Problem.
Retype every one of the rows below character for character, keeping their order.

Records.
______

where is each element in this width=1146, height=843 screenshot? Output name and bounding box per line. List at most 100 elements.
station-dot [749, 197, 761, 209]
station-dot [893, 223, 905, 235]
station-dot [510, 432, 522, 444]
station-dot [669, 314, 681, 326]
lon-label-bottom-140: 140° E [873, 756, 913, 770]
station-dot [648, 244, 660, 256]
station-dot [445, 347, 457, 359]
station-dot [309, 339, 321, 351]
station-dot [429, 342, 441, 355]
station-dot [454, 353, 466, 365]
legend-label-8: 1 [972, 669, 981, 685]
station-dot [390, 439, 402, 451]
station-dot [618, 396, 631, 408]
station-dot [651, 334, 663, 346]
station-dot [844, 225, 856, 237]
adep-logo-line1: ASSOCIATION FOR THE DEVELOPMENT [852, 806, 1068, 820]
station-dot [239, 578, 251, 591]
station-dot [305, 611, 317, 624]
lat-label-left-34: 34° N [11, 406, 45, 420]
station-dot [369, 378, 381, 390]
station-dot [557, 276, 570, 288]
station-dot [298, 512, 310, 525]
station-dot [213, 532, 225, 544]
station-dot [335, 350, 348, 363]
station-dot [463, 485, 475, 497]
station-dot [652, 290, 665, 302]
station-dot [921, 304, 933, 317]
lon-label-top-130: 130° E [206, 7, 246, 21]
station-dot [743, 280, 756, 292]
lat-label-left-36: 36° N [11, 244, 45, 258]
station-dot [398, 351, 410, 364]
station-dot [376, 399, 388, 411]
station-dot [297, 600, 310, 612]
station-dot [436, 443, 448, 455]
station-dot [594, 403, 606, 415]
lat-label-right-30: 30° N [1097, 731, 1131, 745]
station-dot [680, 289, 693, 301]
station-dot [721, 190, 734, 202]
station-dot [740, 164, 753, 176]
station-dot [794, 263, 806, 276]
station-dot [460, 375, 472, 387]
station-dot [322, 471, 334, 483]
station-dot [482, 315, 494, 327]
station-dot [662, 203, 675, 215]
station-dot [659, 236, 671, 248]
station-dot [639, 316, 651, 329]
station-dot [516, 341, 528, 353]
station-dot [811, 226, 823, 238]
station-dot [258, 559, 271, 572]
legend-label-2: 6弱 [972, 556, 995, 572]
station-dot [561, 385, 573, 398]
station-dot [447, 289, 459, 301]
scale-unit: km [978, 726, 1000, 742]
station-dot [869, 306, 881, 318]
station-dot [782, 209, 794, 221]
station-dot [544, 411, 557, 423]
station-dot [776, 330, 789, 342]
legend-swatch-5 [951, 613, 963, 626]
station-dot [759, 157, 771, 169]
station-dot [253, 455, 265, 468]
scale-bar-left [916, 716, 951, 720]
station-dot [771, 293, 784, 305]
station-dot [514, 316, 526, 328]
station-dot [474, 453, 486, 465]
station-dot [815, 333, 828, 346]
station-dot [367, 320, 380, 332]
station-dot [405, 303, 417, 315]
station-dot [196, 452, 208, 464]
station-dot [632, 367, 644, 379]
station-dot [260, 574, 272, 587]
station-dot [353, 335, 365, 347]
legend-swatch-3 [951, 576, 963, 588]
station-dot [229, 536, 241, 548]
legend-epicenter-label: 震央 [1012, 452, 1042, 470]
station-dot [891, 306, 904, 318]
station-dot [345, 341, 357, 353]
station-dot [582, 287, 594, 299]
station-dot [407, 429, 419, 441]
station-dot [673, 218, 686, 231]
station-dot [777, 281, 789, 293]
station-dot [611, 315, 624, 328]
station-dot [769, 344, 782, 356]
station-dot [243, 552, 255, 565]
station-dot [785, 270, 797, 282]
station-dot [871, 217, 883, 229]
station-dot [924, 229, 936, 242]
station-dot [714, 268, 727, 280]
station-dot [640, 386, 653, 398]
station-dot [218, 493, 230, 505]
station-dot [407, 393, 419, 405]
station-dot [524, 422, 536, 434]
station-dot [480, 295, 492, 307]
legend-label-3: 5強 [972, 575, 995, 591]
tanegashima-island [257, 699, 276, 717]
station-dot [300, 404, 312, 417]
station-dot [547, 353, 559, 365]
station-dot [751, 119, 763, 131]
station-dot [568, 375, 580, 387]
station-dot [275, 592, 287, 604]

______

Reply to the task.
where is each element in this width=1146, height=843 screenshot? Output name and bounding box per line. List at most 100 elements.
station-dot [749, 197, 761, 209]
station-dot [893, 223, 905, 235]
station-dot [510, 432, 522, 444]
station-dot [669, 314, 681, 326]
lon-label-bottom-140: 140° E [873, 756, 913, 770]
station-dot [648, 244, 660, 256]
station-dot [445, 347, 457, 359]
station-dot [309, 339, 321, 351]
station-dot [429, 342, 441, 355]
station-dot [454, 353, 466, 365]
legend-label-8: 1 [972, 669, 981, 685]
station-dot [390, 439, 402, 451]
station-dot [618, 396, 631, 408]
station-dot [651, 334, 663, 346]
station-dot [844, 225, 856, 237]
adep-logo-line1: ASSOCIATION FOR THE DEVELOPMENT [852, 806, 1068, 820]
station-dot [239, 578, 251, 591]
station-dot [305, 611, 317, 624]
lat-label-left-34: 34° N [11, 406, 45, 420]
station-dot [369, 378, 381, 390]
station-dot [557, 276, 570, 288]
station-dot [298, 512, 310, 525]
station-dot [213, 532, 225, 544]
station-dot [335, 350, 348, 363]
station-dot [463, 485, 475, 497]
station-dot [652, 290, 665, 302]
station-dot [921, 304, 933, 317]
lon-label-top-130: 130° E [206, 7, 246, 21]
station-dot [743, 280, 756, 292]
lat-label-left-36: 36° N [11, 244, 45, 258]
station-dot [398, 351, 410, 364]
station-dot [376, 399, 388, 411]
station-dot [297, 600, 310, 612]
station-dot [436, 443, 448, 455]
station-dot [594, 403, 606, 415]
lat-label-right-30: 30° N [1097, 731, 1131, 745]
station-dot [680, 289, 693, 301]
station-dot [721, 190, 734, 202]
station-dot [740, 164, 753, 176]
station-dot [794, 263, 806, 276]
station-dot [460, 375, 472, 387]
station-dot [322, 471, 334, 483]
station-dot [482, 315, 494, 327]
station-dot [662, 203, 675, 215]
station-dot [659, 236, 671, 248]
station-dot [639, 316, 651, 329]
station-dot [516, 341, 528, 353]
station-dot [811, 226, 823, 238]
station-dot [258, 559, 271, 572]
legend-label-2: 6弱 [972, 556, 995, 572]
station-dot [561, 385, 573, 398]
station-dot [447, 289, 459, 301]
scale-unit: km [978, 726, 1000, 742]
station-dot [869, 306, 881, 318]
station-dot [782, 209, 794, 221]
station-dot [544, 411, 557, 423]
station-dot [776, 330, 789, 342]
legend-swatch-5 [951, 613, 963, 626]
station-dot [759, 157, 771, 169]
station-dot [253, 455, 265, 468]
scale-bar-left [916, 716, 951, 720]
station-dot [771, 293, 784, 305]
station-dot [514, 316, 526, 328]
station-dot [474, 453, 486, 465]
station-dot [815, 333, 828, 346]
station-dot [367, 320, 380, 332]
station-dot [405, 303, 417, 315]
station-dot [196, 452, 208, 464]
station-dot [632, 367, 644, 379]
station-dot [260, 574, 272, 587]
station-dot [353, 335, 365, 347]
legend-swatch-3 [951, 576, 963, 588]
station-dot [229, 536, 241, 548]
legend-epicenter-label: 震央 [1012, 452, 1042, 470]
station-dot [891, 306, 904, 318]
station-dot [345, 341, 357, 353]
station-dot [582, 287, 594, 299]
station-dot [407, 429, 419, 441]
station-dot [673, 218, 686, 231]
station-dot [777, 281, 789, 293]
station-dot [611, 315, 624, 328]
station-dot [769, 344, 782, 356]
station-dot [243, 552, 255, 565]
station-dot [785, 270, 797, 282]
station-dot [871, 217, 883, 229]
station-dot [924, 229, 936, 242]
station-dot [714, 268, 727, 280]
station-dot [640, 386, 653, 398]
station-dot [218, 493, 230, 505]
station-dot [407, 393, 419, 405]
station-dot [524, 422, 536, 434]
station-dot [480, 295, 492, 307]
legend-label-3: 5強 [972, 575, 995, 591]
tanegashima-island [257, 699, 276, 717]
station-dot [300, 404, 312, 417]
station-dot [547, 353, 559, 365]
station-dot [751, 119, 763, 131]
station-dot [568, 375, 580, 387]
station-dot [275, 592, 287, 604]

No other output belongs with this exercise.